- **WORK INSTRUCTIONS**: Transcribe all of the records word for word, but omit the pictures.

□ □ □ □

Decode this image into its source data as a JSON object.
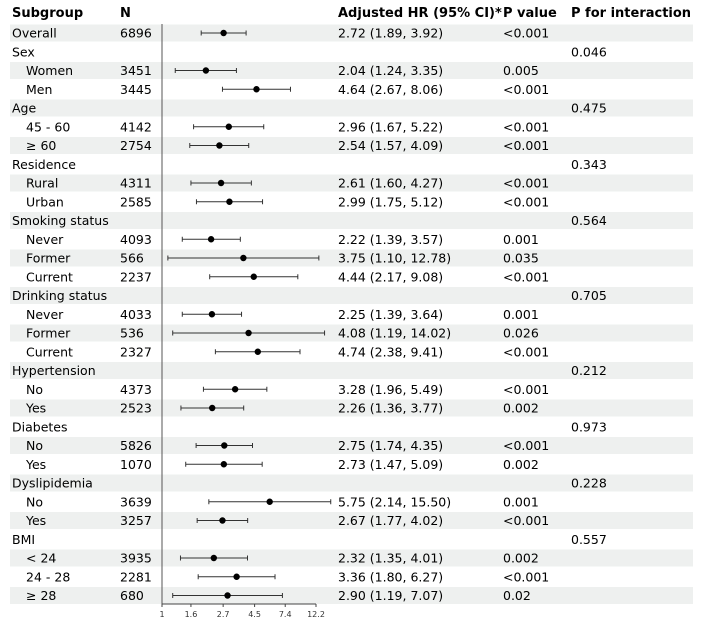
{
  "chart_data": {
    "type": "forest",
    "title": "",
    "columns": {
      "subgroup": "Subgroup",
      "n": "N",
      "hr": "Adjusted HR (95% CI)*",
      "p": "P value",
      "p_interaction": "P for interaction"
    },
    "x_scale": "log",
    "xlim": [
      1,
      12.2
    ],
    "x_ticks": [
      1,
      1.6,
      2.7,
      4.5,
      7.4,
      12.2
    ],
    "x_tick_labels": [
      "1",
      "1.6",
      "2.7",
      "4.5",
      "7.4",
      "12.2"
    ],
    "rows": [
      {
        "label": "Overall",
        "level": 0,
        "n": "6896",
        "hr": 2.72,
        "lo": 1.89,
        "hi": 3.92,
        "hr_text": "2.72 (1.89, 3.92)",
        "p": "<0.001",
        "p_int": ""
      },
      {
        "label": "Sex",
        "level": 0,
        "n": "",
        "hr": null,
        "hr_text": "",
        "p": "",
        "p_int": "0.046"
      },
      {
        "label": "Women",
        "level": 1,
        "n": "3451",
        "hr": 2.04,
        "lo": 1.24,
        "hi": 3.35,
        "hr_text": "2.04 (1.24, 3.35)",
        "p": "0.005",
        "p_int": ""
      },
      {
        "label": "Men",
        "level": 1,
        "n": "3445",
        "hr": 4.64,
        "lo": 2.67,
        "hi": 8.06,
        "hr_text": "4.64 (2.67, 8.06)",
        "p": "<0.001",
        "p_int": ""
      },
      {
        "label": "Age",
        "level": 0,
        "n": "",
        "hr": null,
        "hr_text": "",
        "p": "",
        "p_int": "0.475"
      },
      {
        "label": "45 - 60",
        "level": 1,
        "n": "4142",
        "hr": 2.96,
        "lo": 1.67,
        "hi": 5.22,
        "hr_text": "2.96 (1.67, 5.22)",
        "p": "<0.001",
        "p_int": ""
      },
      {
        "label": "≥ 60",
        "level": 1,
        "n": "2754",
        "hr": 2.54,
        "lo": 1.57,
        "hi": 4.09,
        "hr_text": "2.54 (1.57, 4.09)",
        "p": "<0.001",
        "p_int": ""
      },
      {
        "label": "Residence",
        "level": 0,
        "n": "",
        "hr": null,
        "hr_text": "",
        "p": "",
        "p_int": "0.343"
      },
      {
        "label": "Rural",
        "level": 1,
        "n": "4311",
        "hr": 2.61,
        "lo": 1.6,
        "hi": 4.27,
        "hr_text": "2.61 (1.60, 4.27)",
        "p": "<0.001",
        "p_int": ""
      },
      {
        "label": "Urban",
        "level": 1,
        "n": "2585",
        "hr": 2.99,
        "lo": 1.75,
        "hi": 5.12,
        "hr_text": "2.99 (1.75, 5.12)",
        "p": "<0.001",
        "p_int": ""
      },
      {
        "label": "Smoking status",
        "level": 0,
        "n": "",
        "hr": null,
        "hr_text": "",
        "p": "",
        "p_int": "0.564"
      },
      {
        "label": "Never",
        "level": 1,
        "n": "4093",
        "hr": 2.22,
        "lo": 1.39,
        "hi": 3.57,
        "hr_text": "2.22 (1.39, 3.57)",
        "p": "0.001",
        "p_int": ""
      },
      {
        "label": "Former",
        "level": 1,
        "n": "566",
        "hr": 3.75,
        "lo": 1.1,
        "hi": 12.78,
        "hr_text": "3.75 (1.10, 12.78)",
        "p": "0.035",
        "p_int": ""
      },
      {
        "label": "Current",
        "level": 1,
        "n": "2237",
        "hr": 4.44,
        "lo": 2.17,
        "hi": 9.08,
        "hr_text": "4.44 (2.17, 9.08)",
        "p": "<0.001",
        "p_int": ""
      },
      {
        "label": "Drinking status",
        "level": 0,
        "n": "",
        "hr": null,
        "hr_text": "",
        "p": "",
        "p_int": "0.705"
      },
      {
        "label": "Never",
        "level": 1,
        "n": "4033",
        "hr": 2.25,
        "lo": 1.39,
        "hi": 3.64,
        "hr_text": "2.25 (1.39, 3.64)",
        "p": "0.001",
        "p_int": ""
      },
      {
        "label": "Former",
        "level": 1,
        "n": "536",
        "hr": 4.08,
        "lo": 1.19,
        "hi": 14.02,
        "hr_text": "4.08 (1.19, 14.02)",
        "p": "0.026",
        "p_int": ""
      },
      {
        "label": "Current",
        "level": 1,
        "n": "2327",
        "hr": 4.74,
        "lo": 2.38,
        "hi": 9.41,
        "hr_text": "4.74 (2.38, 9.41)",
        "p": "<0.001",
        "p_int": ""
      },
      {
        "label": "Hypertension",
        "level": 0,
        "n": "",
        "hr": null,
        "hr_text": "",
        "p": "",
        "p_int": "0.212"
      },
      {
        "label": "No",
        "level": 1,
        "n": "4373",
        "hr": 3.28,
        "lo": 1.96,
        "hi": 5.49,
        "hr_text": "3.28 (1.96, 5.49)",
        "p": "<0.001",
        "p_int": ""
      },
      {
        "label": "Yes",
        "level": 1,
        "n": "2523",
        "hr": 2.26,
        "lo": 1.36,
        "hi": 3.77,
        "hr_text": "2.26 (1.36, 3.77)",
        "p": "0.002",
        "p_int": ""
      },
      {
        "label": "Diabetes",
        "level": 0,
        "n": "",
        "hr": null,
        "hr_text": "",
        "p": "",
        "p_int": "0.973"
      },
      {
        "label": "No",
        "level": 1,
        "n": "5826",
        "hr": 2.75,
        "lo": 1.74,
        "hi": 4.35,
        "hr_text": "2.75 (1.74, 4.35)",
        "p": "<0.001",
        "p_int": ""
      },
      {
        "label": "Yes",
        "level": 1,
        "n": "1070",
        "hr": 2.73,
        "lo": 1.47,
        "hi": 5.09,
        "hr_text": "2.73 (1.47, 5.09)",
        "p": "0.002",
        "p_int": ""
      },
      {
        "label": "Dyslipidemia",
        "level": 0,
        "n": "",
        "hr": null,
        "hr_text": "",
        "p": "",
        "p_int": "0.228"
      },
      {
        "label": "No",
        "level": 1,
        "n": "3639",
        "hr": 5.75,
        "lo": 2.14,
        "hi": 15.5,
        "hr_text": "5.75 (2.14, 15.50)",
        "p": "0.001",
        "p_int": ""
      },
      {
        "label": "Yes",
        "level": 1,
        "n": "3257",
        "hr": 2.67,
        "lo": 1.77,
        "hi": 4.02,
        "hr_text": "2.67 (1.77, 4.02)",
        "p": "<0.001",
        "p_int": ""
      },
      {
        "label": "BMI",
        "level": 0,
        "n": "",
        "hr": null,
        "hr_text": "",
        "p": "",
        "p_int": "0.557"
      },
      {
        "label": "< 24",
        "level": 1,
        "n": "3935",
        "hr": 2.32,
        "lo": 1.35,
        "hi": 4.01,
        "hr_text": "2.32 (1.35, 4.01)",
        "p": "0.002",
        "p_int": ""
      },
      {
        "label": "24 - 28",
        "level": 1,
        "n": "2281",
        "hr": 3.36,
        "lo": 1.8,
        "hi": 6.27,
        "hr_text": "3.36 (1.80, 6.27)",
        "p": "<0.001",
        "p_int": ""
      },
      {
        "label": "≥ 28",
        "level": 1,
        "n": "680",
        "hr": 2.9,
        "lo": 1.19,
        "hi": 7.07,
        "hr_text": "2.90 (1.19, 7.07)",
        "p": "0.02",
        "p_int": ""
      }
    ]
  }
}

□ □ □ □

- **FULL ANSWER**:
Decode this image into its source data as a JSON object.
{
  "chart_data": {
    "type": "forest",
    "title": "",
    "columns": {
      "subgroup": "Subgroup",
      "n": "N",
      "hr": "Adjusted HR (95% CI)*",
      "p": "P value",
      "p_interaction": "P for interaction"
    },
    "x_scale": "log",
    "xlim": [
      1,
      12.2
    ],
    "x_ticks": [
      1,
      1.6,
      2.7,
      4.5,
      7.4,
      12.2
    ],
    "x_tick_labels": [
      "1",
      "1.6",
      "2.7",
      "4.5",
      "7.4",
      "12.2"
    ],
    "rows": [
      {
        "label": "Overall",
        "level": 0,
        "n": "6896",
        "hr": 2.72,
        "lo": 1.89,
        "hi": 3.92,
        "hr_text": "2.72 (1.89, 3.92)",
        "p": "<0.001",
        "p_int": ""
      },
      {
        "label": "Sex",
        "level": 0,
        "n": "",
        "hr": null,
        "hr_text": "",
        "p": "",
        "p_int": "0.046"
      },
      {
        "label": "Women",
        "level": 1,
        "n": "3451",
        "hr": 2.04,
        "lo": 1.24,
        "hi": 3.35,
        "hr_text": "2.04 (1.24, 3.35)",
        "p": "0.005",
        "p_int": ""
      },
      {
        "label": "Men",
        "level": 1,
        "n": "3445",
        "hr": 4.64,
        "lo": 2.67,
        "hi": 8.06,
        "hr_text": "4.64 (2.67, 8.06)",
        "p": "<0.001",
        "p_int": ""
      },
      {
        "label": "Age",
        "level": 0,
        "n": "",
        "hr": null,
        "hr_text": "",
        "p": "",
        "p_int": "0.475"
      },
      {
        "label": "45 - 60",
        "level": 1,
        "n": "4142",
        "hr": 2.96,
        "lo": 1.67,
        "hi": 5.22,
        "hr_text": "2.96 (1.67, 5.22)",
        "p": "<0.001",
        "p_int": ""
      },
      {
        "label": "≥ 60",
        "level": 1,
        "n": "2754",
        "hr": 2.54,
        "lo": 1.57,
        "hi": 4.09,
        "hr_text": "2.54 (1.57, 4.09)",
        "p": "<0.001",
        "p_int": ""
      },
      {
        "label": "Residence",
        "level": 0,
        "n": "",
        "hr": null,
        "hr_text": "",
        "p": "",
        "p_int": "0.343"
      },
      {
        "label": "Rural",
        "level": 1,
        "n": "4311",
        "hr": 2.61,
        "lo": 1.6,
        "hi": 4.27,
        "hr_text": "2.61 (1.60, 4.27)",
        "p": "<0.001",
        "p_int": ""
      },
      {
        "label": "Urban",
        "level": 1,
        "n": "2585",
        "hr": 2.99,
        "lo": 1.75,
        "hi": 5.12,
        "hr_text": "2.99 (1.75, 5.12)",
        "p": "<0.001",
        "p_int": ""
      },
      {
        "label": "Smoking status",
        "level": 0,
        "n": "",
        "hr": null,
        "hr_text": "",
        "p": "",
        "p_int": "0.564"
      },
      {
        "label": "Never",
        "level": 1,
        "n": "4093",
        "hr": 2.22,
        "lo": 1.39,
        "hi": 3.57,
        "hr_text": "2.22 (1.39, 3.57)",
        "p": "0.001",
        "p_int": ""
      },
      {
        "label": "Former",
        "level": 1,
        "n": "566",
        "hr": 3.75,
        "lo": 1.1,
        "hi": 12.78,
        "hr_text": "3.75 (1.10, 12.78)",
        "p": "0.035",
        "p_int": ""
      },
      {
        "label": "Current",
        "level": 1,
        "n": "2237",
        "hr": 4.44,
        "lo": 2.17,
        "hi": 9.08,
        "hr_text": "4.44 (2.17, 9.08)",
        "p": "<0.001",
        "p_int": ""
      },
      {
        "label": "Drinking status",
        "level": 0,
        "n": "",
        "hr": null,
        "hr_text": "",
        "p": "",
        "p_int": "0.705"
      },
      {
        "label": "Never",
        "level": 1,
        "n": "4033",
        "hr": 2.25,
        "lo": 1.39,
        "hi": 3.64,
        "hr_text": "2.25 (1.39, 3.64)",
        "p": "0.001",
        "p_int": ""
      },
      {
        "label": "Former",
        "level": 1,
        "n": "536",
        "hr": 4.08,
        "lo": 1.19,
        "hi": 14.02,
        "hr_text": "4.08 (1.19, 14.02)",
        "p": "0.026",
        "p_int": ""
      },
      {
        "label": "Current",
        "level": 1,
        "n": "2327",
        "hr": 4.74,
        "lo": 2.38,
        "hi": 9.41,
        "hr_text": "4.74 (2.38, 9.41)",
        "p": "<0.001",
        "p_int": ""
      },
      {
        "label": "Hypertension",
        "level": 0,
        "n": "",
        "hr": null,
        "hr_text": "",
        "p": "",
        "p_int": "0.212"
      },
      {
        "label": "No",
        "level": 1,
        "n": "4373",
        "hr": 3.28,
        "lo": 1.96,
        "hi": 5.49,
        "hr_text": "3.28 (1.96, 5.49)",
        "p": "<0.001",
        "p_int": ""
      },
      {
        "label": "Yes",
        "level": 1,
        "n": "2523",
        "hr": 2.26,
        "lo": 1.36,
        "hi": 3.77,
        "hr_text": "2.26 (1.36, 3.77)",
        "p": "0.002",
        "p_int": ""
      },
      {
        "label": "Diabetes",
        "level": 0,
        "n": "",
        "hr": null,
        "hr_text": "",
        "p": "",
        "p_int": "0.973"
      },
      {
        "label": "No",
        "level": 1,
        "n": "5826",
        "hr": 2.75,
        "lo": 1.74,
        "hi": 4.35,
        "hr_text": "2.75 (1.74, 4.35)",
        "p": "<0.001",
        "p_int": ""
      },
      {
        "label": "Yes",
        "level": 1,
        "n": "1070",
        "hr": 2.73,
        "lo": 1.47,
        "hi": 5.09,
        "hr_text": "2.73 (1.47, 5.09)",
        "p": "0.002",
        "p_int": ""
      },
      {
        "label": "Dyslipidemia",
        "level": 0,
        "n": "",
        "hr": null,
        "hr_text": "",
        "p": "",
        "p_int": "0.228"
      },
      {
        "label": "No",
        "level": 1,
        "n": "3639",
        "hr": 5.75,
        "lo": 2.14,
        "hi": 15.5,
        "hr_text": "5.75 (2.14, 15.50)",
        "p": "0.001",
        "p_int": ""
      },
      {
        "label": "Yes",
        "level": 1,
        "n": "3257",
        "hr": 2.67,
        "lo": 1.77,
        "hi": 4.02,
        "hr_text": "2.67 (1.77, 4.02)",
        "p": "<0.001",
        "p_int": ""
      },
      {
        "label": "BMI",
        "level": 0,
        "n": "",
        "hr": null,
        "hr_text": "",
        "p": "",
        "p_int": "0.557"
      },
      {
        "label": "< 24",
        "level": 1,
        "n": "3935",
        "hr": 2.32,
        "lo": 1.35,
        "hi": 4.01,
        "hr_text": "2.32 (1.35, 4.01)",
        "p": "0.002",
        "p_int": ""
      },
      {
        "label": "24 - 28",
        "level": 1,
        "n": "2281",
        "hr": 3.36,
        "lo": 1.8,
        "hi": 6.27,
        "hr_text": "3.36 (1.80, 6.27)",
        "p": "<0.001",
        "p_int": ""
      },
      {
        "label": "≥ 28",
        "level": 1,
        "n": "680",
        "hr": 2.9,
        "lo": 1.19,
        "hi": 7.07,
        "hr_text": "2.90 (1.19, 7.07)",
        "p": "0.02",
        "p_int": ""
      }
    ]
  }
}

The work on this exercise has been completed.